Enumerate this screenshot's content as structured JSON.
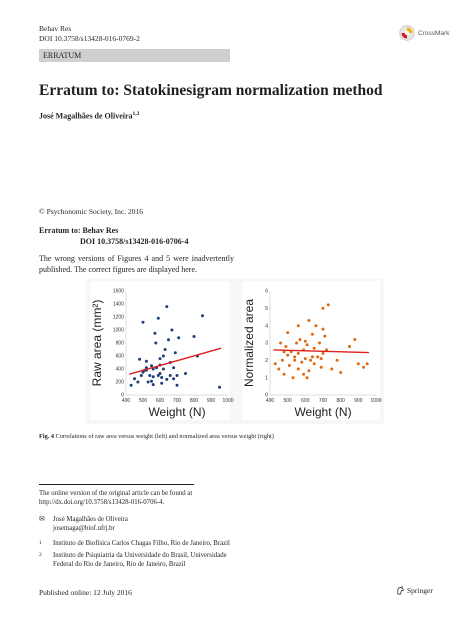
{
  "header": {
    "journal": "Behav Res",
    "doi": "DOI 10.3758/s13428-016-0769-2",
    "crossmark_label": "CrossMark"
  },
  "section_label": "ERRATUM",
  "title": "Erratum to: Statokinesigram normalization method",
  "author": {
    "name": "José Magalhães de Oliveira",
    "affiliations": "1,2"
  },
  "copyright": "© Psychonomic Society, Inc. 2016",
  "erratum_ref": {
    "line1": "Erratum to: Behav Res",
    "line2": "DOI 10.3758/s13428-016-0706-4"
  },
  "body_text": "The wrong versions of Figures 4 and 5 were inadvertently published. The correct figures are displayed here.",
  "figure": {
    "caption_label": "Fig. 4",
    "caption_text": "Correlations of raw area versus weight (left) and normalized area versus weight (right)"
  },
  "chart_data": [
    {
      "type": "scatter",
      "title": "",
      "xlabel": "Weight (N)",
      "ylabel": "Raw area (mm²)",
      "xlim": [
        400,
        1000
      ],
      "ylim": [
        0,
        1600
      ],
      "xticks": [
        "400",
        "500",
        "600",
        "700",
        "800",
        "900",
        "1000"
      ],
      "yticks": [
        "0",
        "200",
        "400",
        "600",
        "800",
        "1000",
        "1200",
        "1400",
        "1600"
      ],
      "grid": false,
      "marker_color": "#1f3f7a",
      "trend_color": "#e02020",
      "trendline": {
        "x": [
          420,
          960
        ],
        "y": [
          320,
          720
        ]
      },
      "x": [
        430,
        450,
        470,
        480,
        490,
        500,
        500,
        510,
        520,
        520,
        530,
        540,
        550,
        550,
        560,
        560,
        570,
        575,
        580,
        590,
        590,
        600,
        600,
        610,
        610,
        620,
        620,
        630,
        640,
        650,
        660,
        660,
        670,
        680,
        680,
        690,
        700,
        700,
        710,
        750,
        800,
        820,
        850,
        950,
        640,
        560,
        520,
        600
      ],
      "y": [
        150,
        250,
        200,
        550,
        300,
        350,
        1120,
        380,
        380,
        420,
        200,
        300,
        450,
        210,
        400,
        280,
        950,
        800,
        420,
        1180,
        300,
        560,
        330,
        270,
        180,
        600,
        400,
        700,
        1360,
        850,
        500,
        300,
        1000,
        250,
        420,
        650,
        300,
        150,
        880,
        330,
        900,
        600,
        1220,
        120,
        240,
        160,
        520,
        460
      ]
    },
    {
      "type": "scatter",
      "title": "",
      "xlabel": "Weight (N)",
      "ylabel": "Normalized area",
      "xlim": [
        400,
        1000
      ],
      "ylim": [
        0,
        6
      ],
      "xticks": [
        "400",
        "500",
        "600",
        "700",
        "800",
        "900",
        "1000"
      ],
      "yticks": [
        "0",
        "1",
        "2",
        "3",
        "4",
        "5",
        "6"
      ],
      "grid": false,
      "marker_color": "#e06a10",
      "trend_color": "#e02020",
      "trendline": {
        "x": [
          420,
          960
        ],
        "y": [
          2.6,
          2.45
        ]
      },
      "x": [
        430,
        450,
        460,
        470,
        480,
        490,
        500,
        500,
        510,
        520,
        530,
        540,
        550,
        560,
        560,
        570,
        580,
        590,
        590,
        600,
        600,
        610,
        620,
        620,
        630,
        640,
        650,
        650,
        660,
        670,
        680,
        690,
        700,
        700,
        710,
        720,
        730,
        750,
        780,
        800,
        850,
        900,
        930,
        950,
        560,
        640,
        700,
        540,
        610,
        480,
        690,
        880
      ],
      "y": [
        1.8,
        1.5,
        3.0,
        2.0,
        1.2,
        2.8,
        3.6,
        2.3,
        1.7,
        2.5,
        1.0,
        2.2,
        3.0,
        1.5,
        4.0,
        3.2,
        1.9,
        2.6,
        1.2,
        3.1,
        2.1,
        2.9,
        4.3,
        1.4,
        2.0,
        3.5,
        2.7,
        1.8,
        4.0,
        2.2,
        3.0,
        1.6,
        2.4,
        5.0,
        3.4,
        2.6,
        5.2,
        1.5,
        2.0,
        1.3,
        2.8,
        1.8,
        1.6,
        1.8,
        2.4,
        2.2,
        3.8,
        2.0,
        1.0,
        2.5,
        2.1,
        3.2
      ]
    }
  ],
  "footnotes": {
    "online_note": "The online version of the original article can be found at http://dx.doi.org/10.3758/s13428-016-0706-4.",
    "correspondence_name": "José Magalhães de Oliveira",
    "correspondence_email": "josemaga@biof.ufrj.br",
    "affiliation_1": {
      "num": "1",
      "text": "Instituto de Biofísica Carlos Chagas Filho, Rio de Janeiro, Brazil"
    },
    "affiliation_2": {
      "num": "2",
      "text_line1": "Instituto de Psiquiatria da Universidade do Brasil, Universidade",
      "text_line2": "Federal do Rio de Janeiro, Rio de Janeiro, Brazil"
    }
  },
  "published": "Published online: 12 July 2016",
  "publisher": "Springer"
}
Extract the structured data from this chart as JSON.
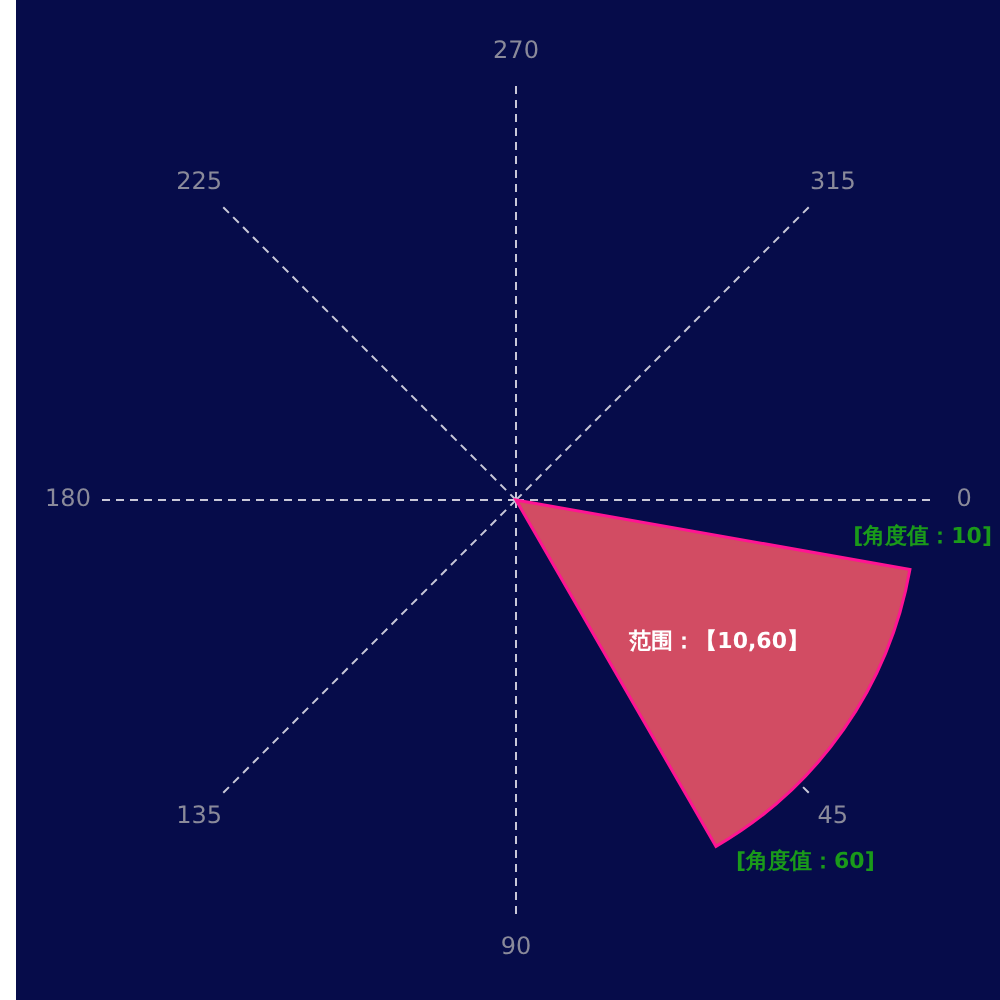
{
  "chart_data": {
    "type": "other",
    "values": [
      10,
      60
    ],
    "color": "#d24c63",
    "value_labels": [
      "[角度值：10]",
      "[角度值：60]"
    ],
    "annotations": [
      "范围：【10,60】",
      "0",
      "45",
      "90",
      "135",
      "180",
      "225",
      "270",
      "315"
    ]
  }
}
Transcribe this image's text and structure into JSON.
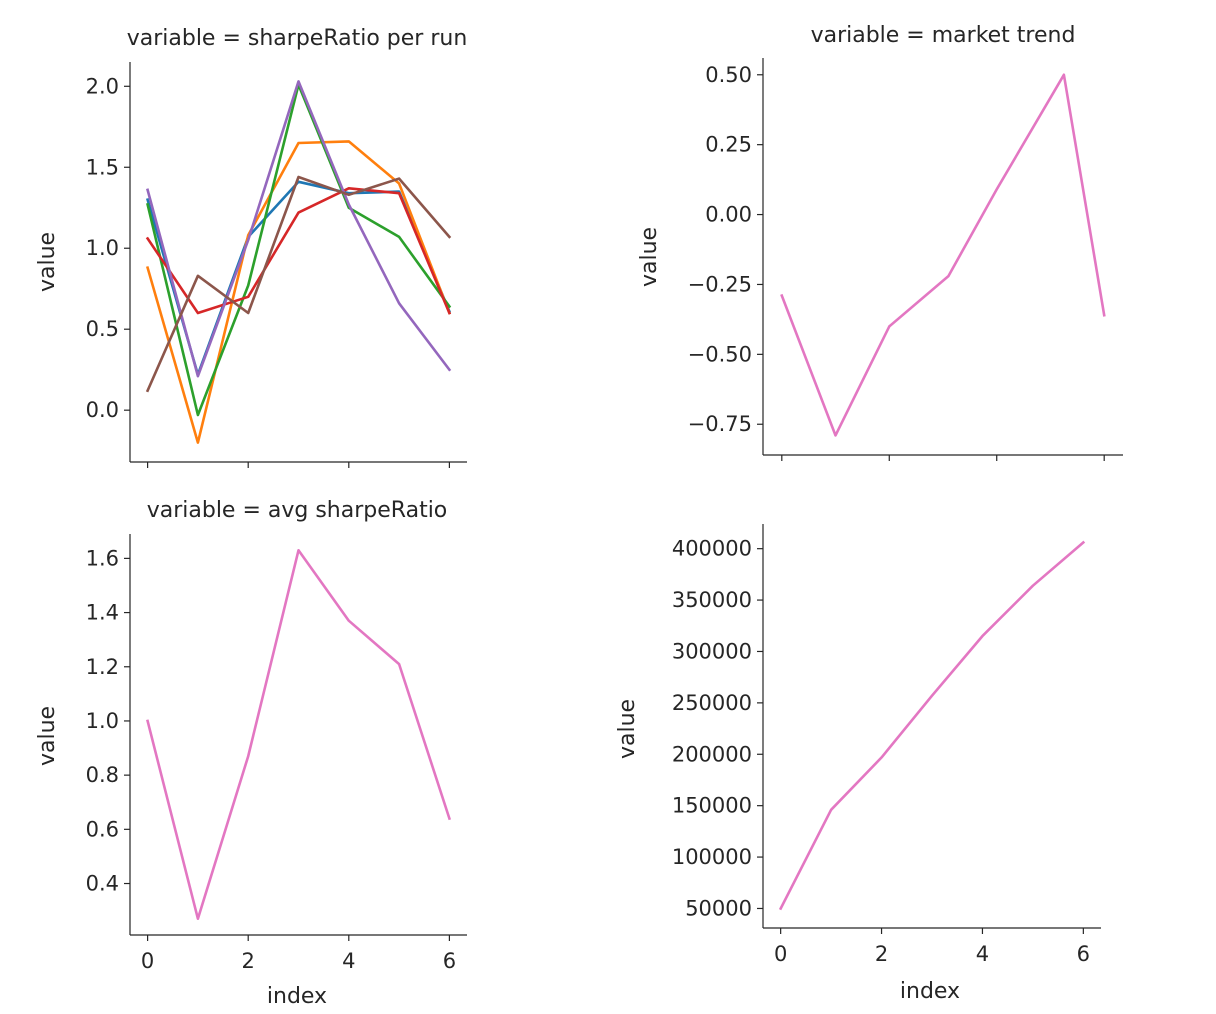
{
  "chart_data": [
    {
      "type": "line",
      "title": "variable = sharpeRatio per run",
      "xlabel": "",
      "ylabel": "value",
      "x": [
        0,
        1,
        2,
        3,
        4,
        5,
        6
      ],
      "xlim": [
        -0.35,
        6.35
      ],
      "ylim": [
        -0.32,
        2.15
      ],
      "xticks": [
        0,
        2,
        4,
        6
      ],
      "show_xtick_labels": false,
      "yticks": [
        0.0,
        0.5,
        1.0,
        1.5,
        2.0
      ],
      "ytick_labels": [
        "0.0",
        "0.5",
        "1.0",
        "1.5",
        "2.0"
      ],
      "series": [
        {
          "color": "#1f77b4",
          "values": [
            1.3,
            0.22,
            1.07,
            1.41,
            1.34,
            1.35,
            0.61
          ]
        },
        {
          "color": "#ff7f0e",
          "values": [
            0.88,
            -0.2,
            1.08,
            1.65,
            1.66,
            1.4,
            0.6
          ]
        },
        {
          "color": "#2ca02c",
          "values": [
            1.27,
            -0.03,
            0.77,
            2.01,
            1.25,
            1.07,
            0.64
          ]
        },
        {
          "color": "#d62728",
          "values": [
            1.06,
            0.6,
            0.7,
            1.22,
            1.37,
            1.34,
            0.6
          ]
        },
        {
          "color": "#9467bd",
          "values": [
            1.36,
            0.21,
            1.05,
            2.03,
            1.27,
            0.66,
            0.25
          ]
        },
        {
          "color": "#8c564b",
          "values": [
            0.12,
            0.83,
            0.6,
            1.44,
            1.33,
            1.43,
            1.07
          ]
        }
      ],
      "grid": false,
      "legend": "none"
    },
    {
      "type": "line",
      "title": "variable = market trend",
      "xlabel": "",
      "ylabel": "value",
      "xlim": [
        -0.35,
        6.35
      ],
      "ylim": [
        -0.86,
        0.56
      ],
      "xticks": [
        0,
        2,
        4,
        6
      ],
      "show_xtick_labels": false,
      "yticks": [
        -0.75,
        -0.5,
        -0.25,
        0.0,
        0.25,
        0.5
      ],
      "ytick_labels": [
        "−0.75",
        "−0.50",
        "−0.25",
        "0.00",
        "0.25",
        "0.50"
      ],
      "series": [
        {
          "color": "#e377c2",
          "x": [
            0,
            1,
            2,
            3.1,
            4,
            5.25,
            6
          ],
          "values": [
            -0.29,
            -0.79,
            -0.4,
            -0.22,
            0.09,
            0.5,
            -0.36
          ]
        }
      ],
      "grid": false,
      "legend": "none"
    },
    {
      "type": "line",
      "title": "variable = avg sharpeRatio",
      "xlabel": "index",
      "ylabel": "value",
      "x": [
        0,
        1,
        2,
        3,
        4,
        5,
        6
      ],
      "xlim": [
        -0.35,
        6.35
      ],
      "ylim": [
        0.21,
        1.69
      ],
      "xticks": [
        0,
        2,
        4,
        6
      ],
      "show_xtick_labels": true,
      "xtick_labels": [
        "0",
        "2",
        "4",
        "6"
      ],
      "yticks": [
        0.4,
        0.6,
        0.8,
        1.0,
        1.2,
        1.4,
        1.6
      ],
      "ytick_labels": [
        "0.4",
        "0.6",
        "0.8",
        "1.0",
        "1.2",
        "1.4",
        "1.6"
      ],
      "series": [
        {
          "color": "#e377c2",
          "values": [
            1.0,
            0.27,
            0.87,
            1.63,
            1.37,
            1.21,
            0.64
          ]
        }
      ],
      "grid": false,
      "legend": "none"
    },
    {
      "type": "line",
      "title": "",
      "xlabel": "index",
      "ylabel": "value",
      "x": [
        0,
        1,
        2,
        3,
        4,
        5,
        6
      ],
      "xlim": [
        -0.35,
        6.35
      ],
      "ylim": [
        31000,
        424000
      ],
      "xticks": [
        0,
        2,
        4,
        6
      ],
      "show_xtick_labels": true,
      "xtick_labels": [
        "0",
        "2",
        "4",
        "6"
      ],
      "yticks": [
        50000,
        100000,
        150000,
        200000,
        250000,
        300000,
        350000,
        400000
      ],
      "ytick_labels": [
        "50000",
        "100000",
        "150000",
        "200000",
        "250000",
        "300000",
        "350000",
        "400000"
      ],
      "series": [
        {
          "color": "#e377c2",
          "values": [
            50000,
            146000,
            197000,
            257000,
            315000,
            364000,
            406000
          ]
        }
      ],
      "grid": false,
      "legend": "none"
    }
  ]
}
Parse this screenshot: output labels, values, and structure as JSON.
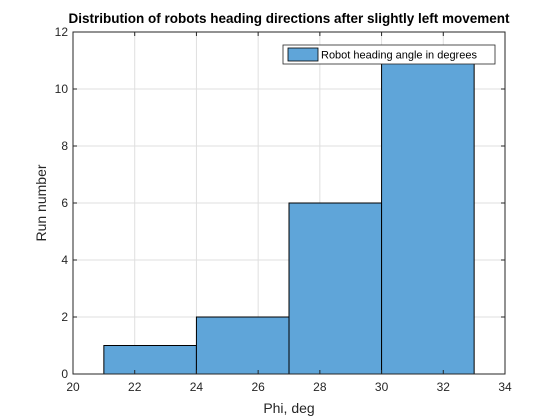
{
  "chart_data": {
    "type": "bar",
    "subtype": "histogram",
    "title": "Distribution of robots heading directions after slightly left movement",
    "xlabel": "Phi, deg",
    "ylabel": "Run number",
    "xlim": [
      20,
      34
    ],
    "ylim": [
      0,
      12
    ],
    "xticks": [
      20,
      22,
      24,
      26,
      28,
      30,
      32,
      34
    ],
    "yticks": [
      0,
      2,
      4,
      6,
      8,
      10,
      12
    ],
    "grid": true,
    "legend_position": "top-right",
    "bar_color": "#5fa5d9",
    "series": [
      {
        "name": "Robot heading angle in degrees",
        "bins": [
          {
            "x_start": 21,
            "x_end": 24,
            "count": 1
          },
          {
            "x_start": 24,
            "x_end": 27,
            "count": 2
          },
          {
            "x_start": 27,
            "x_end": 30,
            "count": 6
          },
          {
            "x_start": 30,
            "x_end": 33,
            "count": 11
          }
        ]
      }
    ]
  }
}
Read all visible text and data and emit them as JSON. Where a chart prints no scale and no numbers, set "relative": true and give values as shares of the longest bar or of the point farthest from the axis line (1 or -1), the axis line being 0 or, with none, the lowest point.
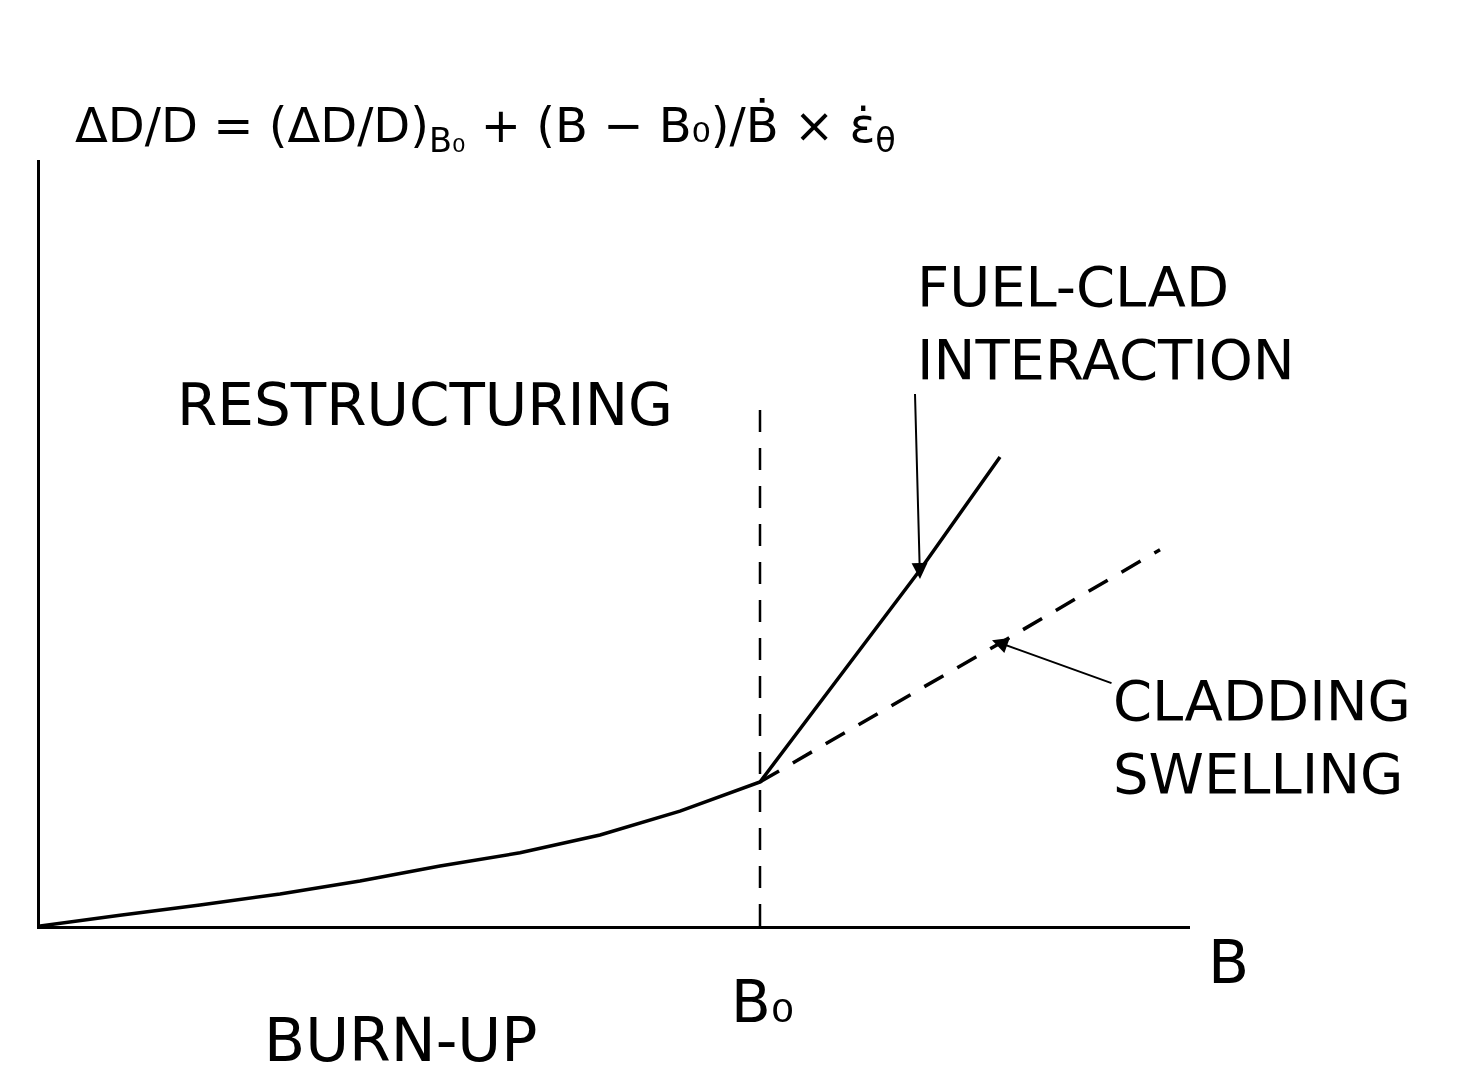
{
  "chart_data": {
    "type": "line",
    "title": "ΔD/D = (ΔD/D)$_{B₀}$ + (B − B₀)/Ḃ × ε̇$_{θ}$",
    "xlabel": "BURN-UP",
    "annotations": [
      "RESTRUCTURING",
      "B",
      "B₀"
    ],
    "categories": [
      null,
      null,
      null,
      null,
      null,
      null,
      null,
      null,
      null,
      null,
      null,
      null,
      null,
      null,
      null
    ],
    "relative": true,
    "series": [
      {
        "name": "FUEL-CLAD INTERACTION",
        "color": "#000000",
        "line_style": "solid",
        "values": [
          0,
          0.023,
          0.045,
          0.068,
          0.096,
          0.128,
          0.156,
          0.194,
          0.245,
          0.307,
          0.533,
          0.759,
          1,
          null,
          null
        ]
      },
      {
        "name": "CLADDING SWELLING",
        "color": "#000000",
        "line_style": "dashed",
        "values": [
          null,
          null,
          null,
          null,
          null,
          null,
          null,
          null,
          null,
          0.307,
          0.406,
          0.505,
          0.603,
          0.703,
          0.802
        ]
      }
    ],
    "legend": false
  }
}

★ ★ ★

Among the entries above, how many lines hold the word "true"? Reply with only that number.

5